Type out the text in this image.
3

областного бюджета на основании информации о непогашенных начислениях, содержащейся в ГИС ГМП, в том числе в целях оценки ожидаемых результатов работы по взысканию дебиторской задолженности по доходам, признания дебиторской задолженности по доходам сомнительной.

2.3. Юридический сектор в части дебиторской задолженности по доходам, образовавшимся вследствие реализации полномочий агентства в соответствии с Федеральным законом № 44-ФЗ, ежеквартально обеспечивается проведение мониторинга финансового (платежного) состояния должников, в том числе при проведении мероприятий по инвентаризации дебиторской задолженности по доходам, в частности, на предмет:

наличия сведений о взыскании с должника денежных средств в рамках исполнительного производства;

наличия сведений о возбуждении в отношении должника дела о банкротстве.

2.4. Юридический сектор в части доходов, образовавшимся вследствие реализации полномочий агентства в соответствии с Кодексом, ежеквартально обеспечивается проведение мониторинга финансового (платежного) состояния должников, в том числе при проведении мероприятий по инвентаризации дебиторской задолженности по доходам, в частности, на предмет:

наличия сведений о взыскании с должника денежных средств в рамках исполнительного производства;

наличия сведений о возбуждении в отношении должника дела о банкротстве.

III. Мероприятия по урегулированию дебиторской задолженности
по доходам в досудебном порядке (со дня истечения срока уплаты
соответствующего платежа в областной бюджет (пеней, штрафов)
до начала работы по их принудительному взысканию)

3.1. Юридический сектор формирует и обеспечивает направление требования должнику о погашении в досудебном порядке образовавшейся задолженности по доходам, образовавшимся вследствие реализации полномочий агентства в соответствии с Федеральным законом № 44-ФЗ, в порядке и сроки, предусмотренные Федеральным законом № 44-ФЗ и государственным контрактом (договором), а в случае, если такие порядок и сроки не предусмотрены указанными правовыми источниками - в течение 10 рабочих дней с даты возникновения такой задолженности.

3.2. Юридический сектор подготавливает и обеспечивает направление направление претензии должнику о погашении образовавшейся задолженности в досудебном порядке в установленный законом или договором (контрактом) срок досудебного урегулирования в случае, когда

■ ■ ■ ■ ■ ■ ■

### TASK GOAL
State the count of lines in the data holding the word "части", adding nothing to it.

### THE COMPLETED TASK
2